WHAT IS BEING ASKED: Copy out each line that has "hint" in it.

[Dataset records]
====================
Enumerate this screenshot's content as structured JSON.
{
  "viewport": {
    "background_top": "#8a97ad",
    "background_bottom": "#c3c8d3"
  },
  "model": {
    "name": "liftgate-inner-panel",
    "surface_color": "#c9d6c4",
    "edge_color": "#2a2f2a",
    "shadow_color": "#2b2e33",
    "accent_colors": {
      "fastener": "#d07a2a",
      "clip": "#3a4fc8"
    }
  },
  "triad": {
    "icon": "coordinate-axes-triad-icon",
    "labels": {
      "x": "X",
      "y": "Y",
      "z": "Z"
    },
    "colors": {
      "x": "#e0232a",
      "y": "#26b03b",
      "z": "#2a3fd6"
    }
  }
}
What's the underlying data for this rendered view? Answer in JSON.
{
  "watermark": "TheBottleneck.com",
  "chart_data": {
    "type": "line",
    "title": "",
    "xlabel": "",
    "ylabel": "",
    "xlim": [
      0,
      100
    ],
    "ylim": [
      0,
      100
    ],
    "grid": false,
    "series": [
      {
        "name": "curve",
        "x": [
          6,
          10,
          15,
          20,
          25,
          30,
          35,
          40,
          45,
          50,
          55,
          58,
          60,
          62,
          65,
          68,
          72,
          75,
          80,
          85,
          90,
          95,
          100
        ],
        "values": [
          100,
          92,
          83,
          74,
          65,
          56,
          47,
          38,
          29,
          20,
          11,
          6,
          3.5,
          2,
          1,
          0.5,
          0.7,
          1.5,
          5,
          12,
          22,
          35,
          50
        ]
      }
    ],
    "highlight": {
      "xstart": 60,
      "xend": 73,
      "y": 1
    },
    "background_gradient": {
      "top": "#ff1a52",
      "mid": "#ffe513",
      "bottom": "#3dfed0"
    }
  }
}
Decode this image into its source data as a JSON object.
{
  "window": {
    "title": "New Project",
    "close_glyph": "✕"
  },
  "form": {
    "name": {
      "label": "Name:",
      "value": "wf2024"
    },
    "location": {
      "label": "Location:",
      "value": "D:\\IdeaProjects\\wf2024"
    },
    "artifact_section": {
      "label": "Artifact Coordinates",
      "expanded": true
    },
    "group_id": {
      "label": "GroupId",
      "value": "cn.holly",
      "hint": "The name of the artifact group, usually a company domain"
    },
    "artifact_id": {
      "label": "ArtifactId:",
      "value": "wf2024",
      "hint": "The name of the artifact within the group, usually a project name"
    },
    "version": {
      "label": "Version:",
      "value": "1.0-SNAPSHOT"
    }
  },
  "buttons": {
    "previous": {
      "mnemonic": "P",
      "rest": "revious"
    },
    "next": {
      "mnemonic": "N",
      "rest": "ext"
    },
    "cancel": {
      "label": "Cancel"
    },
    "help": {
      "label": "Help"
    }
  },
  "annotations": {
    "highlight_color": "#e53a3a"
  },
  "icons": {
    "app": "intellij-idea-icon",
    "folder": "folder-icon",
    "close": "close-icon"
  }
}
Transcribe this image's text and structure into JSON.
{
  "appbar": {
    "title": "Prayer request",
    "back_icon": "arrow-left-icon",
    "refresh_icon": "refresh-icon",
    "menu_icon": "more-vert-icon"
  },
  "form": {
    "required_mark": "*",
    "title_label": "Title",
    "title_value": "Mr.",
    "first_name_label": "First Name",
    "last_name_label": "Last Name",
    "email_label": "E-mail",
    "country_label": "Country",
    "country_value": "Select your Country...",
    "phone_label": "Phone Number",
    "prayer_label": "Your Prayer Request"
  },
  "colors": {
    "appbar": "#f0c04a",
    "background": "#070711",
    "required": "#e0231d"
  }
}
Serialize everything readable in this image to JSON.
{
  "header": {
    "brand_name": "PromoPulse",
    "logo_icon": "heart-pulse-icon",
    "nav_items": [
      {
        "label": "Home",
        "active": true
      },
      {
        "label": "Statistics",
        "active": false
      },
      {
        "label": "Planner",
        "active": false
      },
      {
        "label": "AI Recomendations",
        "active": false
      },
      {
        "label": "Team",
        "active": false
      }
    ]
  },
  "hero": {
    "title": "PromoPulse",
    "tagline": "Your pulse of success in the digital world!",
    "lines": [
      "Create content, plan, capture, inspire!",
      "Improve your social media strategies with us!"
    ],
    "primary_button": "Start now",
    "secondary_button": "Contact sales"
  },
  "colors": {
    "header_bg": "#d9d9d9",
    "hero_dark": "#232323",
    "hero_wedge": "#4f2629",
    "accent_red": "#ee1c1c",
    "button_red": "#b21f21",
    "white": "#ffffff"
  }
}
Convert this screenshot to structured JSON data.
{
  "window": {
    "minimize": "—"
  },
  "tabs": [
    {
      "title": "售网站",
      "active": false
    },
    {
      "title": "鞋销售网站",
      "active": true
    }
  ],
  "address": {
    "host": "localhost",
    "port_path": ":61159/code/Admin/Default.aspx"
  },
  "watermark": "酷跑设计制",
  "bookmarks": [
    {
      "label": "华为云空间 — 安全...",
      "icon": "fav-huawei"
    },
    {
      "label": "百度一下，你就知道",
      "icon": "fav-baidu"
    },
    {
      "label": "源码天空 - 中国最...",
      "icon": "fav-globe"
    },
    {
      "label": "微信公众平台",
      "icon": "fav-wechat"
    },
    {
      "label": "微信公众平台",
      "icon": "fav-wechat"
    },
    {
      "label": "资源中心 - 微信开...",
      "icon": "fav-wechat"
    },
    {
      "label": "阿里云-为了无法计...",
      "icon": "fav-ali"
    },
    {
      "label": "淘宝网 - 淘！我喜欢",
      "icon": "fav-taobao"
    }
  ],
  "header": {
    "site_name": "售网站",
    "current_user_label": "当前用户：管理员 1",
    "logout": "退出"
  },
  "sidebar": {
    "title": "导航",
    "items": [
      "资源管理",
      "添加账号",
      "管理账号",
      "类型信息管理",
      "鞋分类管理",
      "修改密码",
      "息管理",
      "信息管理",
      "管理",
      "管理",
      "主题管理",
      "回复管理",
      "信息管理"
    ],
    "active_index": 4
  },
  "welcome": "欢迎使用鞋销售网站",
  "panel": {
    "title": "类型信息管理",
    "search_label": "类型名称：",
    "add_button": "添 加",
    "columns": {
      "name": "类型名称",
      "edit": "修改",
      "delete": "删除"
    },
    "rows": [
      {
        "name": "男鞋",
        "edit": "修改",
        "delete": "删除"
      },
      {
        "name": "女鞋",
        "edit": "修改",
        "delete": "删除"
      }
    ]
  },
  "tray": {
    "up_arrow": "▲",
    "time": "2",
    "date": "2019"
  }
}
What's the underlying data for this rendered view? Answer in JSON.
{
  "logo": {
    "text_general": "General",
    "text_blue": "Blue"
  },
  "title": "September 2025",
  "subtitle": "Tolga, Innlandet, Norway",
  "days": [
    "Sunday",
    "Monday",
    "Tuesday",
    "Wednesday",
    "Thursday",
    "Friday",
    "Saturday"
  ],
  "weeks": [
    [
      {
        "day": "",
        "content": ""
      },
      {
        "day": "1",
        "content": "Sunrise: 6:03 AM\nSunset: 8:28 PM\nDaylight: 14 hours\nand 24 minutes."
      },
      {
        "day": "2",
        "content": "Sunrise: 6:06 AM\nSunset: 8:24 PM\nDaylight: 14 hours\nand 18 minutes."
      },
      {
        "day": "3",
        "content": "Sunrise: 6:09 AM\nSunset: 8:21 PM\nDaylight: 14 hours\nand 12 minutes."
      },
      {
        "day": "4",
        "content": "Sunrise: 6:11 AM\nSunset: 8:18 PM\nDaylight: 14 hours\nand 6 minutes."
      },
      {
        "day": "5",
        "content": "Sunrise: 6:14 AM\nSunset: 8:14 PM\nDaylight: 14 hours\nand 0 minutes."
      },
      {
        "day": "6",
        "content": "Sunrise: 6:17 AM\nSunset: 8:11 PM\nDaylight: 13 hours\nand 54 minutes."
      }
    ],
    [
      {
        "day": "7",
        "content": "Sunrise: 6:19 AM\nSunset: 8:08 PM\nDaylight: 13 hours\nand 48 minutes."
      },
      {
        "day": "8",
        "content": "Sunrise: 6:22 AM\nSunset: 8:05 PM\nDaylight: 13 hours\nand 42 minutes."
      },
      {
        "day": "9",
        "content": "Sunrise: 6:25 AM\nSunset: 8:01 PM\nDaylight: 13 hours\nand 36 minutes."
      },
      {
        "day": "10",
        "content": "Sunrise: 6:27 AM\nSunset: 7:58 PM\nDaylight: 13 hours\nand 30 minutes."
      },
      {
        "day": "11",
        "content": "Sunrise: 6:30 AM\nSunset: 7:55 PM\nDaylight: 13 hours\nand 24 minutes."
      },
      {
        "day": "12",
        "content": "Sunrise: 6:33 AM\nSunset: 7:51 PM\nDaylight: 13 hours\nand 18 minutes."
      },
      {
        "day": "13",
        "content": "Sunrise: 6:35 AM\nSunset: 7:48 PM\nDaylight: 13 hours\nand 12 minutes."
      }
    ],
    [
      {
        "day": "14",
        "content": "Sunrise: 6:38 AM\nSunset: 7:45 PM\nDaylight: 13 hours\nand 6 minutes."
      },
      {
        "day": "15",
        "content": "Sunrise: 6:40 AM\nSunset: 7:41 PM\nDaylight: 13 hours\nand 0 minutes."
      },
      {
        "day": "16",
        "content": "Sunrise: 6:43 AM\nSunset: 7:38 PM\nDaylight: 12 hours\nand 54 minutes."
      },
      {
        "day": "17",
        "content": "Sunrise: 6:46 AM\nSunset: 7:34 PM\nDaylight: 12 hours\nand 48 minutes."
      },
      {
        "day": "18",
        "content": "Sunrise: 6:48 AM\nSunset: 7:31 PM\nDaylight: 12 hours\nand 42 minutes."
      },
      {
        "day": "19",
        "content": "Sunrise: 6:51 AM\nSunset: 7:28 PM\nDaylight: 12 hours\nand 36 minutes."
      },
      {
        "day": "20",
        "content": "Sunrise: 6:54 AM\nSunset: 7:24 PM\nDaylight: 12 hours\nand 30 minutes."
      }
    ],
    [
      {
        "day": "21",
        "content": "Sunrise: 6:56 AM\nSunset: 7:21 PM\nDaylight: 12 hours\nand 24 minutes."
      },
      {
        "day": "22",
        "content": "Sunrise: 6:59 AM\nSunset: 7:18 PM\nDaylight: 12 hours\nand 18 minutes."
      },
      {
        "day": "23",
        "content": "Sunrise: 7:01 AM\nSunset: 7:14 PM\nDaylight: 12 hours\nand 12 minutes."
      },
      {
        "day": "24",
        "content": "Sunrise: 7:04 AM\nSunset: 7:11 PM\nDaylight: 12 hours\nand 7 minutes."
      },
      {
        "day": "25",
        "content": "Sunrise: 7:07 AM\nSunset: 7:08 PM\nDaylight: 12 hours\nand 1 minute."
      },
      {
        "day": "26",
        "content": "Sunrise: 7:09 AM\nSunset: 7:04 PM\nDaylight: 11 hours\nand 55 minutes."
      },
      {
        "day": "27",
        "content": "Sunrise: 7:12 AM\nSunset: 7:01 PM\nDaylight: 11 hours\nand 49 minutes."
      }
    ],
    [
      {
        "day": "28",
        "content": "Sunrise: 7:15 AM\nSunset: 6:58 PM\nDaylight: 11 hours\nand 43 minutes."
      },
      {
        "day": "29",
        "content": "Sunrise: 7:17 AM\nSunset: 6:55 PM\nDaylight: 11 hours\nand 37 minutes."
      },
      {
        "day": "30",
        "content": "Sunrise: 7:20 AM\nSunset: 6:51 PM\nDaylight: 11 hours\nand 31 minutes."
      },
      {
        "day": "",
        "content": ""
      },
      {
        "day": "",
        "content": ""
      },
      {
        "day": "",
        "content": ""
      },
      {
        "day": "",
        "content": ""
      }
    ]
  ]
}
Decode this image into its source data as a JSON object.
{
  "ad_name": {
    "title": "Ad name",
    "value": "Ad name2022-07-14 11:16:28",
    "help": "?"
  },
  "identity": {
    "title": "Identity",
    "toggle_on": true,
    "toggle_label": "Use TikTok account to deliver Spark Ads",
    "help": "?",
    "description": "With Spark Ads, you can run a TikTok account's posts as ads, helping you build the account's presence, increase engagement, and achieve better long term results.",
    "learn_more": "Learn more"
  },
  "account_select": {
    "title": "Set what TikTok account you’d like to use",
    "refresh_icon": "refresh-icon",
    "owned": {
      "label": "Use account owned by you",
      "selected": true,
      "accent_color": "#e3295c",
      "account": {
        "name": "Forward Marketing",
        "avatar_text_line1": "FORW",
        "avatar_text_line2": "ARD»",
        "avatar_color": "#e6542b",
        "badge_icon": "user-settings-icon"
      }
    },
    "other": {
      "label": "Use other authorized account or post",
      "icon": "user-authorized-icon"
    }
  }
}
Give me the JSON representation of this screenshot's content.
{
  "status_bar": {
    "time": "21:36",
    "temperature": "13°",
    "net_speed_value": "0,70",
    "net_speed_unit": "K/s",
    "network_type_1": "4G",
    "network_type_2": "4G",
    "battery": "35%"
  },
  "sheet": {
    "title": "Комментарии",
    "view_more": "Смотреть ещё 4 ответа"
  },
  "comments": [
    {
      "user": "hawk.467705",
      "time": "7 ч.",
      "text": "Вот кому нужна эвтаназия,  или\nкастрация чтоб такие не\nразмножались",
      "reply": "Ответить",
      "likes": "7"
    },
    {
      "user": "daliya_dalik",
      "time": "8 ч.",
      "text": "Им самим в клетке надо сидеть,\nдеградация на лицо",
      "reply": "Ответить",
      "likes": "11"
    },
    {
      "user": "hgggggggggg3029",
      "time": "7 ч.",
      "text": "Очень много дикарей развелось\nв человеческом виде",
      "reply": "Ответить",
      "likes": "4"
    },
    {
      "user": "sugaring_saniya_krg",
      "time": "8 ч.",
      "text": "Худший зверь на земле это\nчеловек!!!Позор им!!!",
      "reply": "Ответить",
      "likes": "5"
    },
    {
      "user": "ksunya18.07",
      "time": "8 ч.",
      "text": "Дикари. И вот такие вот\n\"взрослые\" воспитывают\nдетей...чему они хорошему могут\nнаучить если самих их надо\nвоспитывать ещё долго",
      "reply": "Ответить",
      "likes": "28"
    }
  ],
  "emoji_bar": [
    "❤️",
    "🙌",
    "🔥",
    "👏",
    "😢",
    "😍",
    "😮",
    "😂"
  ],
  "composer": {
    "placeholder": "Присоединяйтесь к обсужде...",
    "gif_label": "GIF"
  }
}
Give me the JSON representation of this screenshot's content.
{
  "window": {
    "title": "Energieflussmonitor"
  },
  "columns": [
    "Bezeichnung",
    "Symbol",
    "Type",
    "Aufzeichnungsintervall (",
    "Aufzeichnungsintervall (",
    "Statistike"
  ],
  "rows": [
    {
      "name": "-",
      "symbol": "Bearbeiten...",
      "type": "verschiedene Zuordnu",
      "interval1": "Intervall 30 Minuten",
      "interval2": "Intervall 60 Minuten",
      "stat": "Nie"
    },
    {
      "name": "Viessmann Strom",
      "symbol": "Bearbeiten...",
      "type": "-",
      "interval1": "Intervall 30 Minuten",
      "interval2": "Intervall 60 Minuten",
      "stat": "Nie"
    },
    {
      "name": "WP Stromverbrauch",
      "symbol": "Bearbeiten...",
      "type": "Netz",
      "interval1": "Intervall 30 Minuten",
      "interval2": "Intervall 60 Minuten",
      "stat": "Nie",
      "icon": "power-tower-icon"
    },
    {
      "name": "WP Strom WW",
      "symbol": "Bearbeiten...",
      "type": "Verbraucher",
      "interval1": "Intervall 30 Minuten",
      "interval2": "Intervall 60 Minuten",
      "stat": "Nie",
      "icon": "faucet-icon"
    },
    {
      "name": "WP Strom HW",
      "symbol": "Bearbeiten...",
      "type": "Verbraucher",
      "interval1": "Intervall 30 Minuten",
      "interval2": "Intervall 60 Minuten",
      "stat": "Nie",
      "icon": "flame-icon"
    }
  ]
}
====================
EXERCISE OUTPUT:
      "hint": "The name of the artifact group, usually a company domain"
      "hint": "The name of the artifact within the group, usually a project name"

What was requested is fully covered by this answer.